• _What you should do_: Find the lines below that contain the string "produced", count them, and give only the number.

• _Data items_:
####

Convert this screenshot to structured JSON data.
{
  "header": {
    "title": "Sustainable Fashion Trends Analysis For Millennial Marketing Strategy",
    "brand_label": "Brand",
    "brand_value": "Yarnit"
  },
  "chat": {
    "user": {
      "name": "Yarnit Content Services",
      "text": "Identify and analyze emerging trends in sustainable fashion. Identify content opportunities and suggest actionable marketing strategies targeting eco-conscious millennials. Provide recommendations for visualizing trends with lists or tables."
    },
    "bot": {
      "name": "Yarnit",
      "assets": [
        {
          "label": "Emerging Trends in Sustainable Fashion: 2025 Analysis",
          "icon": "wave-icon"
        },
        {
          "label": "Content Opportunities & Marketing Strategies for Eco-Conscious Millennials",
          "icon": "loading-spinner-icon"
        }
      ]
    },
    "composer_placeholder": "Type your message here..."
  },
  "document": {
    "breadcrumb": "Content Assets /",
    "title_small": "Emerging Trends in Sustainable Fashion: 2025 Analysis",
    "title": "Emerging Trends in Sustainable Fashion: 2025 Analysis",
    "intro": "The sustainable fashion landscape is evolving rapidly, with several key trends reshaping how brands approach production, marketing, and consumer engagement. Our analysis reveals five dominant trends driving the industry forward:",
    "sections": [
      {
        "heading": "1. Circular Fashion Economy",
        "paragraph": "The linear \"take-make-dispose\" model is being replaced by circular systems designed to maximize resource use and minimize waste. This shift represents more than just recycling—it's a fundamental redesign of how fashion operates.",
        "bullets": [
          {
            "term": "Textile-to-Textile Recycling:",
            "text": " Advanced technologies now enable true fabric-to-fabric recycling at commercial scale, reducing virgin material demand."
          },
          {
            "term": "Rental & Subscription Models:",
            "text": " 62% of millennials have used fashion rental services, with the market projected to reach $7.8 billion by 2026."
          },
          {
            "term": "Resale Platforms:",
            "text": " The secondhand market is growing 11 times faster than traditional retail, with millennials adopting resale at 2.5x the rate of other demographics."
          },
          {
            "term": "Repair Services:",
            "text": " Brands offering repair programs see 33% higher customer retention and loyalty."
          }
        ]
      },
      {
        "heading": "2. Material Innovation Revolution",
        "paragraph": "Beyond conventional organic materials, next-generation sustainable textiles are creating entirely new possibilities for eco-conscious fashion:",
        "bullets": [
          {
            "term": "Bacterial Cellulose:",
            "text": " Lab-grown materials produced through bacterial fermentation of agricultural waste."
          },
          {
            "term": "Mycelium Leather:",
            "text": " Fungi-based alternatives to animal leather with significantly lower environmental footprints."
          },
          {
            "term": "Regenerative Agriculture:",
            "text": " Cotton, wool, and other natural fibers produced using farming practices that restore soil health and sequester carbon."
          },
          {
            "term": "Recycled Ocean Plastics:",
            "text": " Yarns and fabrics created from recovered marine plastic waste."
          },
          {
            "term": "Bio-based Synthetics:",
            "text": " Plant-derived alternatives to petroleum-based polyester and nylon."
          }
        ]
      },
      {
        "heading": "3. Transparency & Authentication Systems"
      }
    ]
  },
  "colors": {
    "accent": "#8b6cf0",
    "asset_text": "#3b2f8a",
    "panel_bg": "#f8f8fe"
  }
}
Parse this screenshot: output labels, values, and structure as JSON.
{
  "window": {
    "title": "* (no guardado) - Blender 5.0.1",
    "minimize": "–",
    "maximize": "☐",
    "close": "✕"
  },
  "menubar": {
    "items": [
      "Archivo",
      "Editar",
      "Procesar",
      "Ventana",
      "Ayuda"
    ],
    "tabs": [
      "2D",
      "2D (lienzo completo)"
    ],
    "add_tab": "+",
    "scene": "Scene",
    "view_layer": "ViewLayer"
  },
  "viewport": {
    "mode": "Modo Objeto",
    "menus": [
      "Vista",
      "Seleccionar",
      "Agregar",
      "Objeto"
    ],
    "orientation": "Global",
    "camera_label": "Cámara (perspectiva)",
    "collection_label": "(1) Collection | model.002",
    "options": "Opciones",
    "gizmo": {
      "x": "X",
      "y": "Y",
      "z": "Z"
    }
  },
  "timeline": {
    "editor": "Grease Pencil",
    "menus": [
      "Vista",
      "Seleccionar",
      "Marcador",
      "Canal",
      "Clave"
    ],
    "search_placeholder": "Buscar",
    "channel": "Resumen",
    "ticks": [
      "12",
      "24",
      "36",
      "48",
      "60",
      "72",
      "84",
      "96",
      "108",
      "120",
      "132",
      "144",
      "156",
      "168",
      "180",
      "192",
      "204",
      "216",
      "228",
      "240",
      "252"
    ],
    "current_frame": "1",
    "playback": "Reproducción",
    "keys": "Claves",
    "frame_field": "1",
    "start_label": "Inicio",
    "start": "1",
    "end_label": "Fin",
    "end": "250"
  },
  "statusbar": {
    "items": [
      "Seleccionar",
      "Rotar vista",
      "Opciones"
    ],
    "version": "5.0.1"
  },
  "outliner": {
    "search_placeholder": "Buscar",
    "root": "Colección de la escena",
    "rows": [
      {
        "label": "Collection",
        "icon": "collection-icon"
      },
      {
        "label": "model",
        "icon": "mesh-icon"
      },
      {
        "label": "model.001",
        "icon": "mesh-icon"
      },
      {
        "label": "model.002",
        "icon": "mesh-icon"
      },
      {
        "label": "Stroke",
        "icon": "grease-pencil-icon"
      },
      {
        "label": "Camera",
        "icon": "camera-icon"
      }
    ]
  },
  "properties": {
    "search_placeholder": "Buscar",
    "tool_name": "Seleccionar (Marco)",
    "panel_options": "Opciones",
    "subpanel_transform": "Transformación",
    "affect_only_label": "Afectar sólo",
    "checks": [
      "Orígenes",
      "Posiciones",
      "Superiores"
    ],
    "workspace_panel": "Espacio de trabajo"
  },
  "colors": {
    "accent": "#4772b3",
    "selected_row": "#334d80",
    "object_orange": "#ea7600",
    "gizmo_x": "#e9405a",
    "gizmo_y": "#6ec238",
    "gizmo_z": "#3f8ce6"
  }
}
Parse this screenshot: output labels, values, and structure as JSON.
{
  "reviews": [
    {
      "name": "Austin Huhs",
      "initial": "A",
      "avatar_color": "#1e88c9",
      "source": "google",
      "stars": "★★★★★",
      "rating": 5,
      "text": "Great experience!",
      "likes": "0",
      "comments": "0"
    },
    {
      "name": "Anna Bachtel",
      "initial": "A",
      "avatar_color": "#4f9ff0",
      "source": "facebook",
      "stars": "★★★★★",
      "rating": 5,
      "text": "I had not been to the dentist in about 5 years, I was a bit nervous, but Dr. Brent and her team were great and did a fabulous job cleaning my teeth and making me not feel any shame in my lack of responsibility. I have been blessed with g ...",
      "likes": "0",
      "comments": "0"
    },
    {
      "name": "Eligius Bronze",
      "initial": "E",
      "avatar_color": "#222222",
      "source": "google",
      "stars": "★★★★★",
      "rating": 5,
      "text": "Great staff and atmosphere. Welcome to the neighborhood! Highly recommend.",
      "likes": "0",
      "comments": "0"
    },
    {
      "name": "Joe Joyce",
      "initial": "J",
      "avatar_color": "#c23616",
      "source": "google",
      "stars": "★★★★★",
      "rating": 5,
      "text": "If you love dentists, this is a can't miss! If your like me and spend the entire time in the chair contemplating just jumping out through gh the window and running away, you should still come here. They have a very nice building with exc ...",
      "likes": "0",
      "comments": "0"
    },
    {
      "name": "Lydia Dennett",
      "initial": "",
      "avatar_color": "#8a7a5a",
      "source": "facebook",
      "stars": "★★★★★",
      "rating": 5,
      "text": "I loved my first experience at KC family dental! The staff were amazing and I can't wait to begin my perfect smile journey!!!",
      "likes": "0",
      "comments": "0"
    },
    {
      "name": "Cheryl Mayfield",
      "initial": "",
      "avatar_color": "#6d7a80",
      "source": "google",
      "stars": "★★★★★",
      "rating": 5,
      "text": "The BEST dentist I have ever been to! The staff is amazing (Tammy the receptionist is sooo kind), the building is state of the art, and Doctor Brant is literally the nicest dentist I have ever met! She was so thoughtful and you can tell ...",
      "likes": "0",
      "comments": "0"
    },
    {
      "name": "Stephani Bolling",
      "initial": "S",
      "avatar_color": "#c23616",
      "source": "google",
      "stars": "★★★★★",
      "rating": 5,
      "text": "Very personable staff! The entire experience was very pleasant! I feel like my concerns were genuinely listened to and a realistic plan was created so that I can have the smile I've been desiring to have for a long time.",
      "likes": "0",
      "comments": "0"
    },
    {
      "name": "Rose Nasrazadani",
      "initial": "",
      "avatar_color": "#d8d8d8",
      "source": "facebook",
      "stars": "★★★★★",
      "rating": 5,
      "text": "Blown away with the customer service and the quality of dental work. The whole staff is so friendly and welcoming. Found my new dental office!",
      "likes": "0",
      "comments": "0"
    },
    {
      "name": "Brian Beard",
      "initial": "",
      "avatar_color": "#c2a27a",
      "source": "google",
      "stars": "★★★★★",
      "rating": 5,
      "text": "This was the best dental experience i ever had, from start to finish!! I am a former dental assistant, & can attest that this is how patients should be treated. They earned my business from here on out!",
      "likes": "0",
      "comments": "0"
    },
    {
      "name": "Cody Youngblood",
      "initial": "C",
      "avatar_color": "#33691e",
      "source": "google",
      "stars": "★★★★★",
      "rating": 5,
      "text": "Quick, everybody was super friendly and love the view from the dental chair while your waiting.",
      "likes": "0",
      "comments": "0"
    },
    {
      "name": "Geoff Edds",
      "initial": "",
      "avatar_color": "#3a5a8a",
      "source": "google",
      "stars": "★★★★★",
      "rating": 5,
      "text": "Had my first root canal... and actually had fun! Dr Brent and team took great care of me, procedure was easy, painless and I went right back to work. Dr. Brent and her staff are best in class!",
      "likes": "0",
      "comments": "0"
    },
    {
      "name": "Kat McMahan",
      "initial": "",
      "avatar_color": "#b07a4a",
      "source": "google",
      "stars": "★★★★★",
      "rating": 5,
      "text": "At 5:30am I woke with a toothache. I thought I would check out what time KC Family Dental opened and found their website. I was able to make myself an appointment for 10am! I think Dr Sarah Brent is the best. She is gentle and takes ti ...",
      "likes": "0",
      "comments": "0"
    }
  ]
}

####

• _Completed exercise_: 2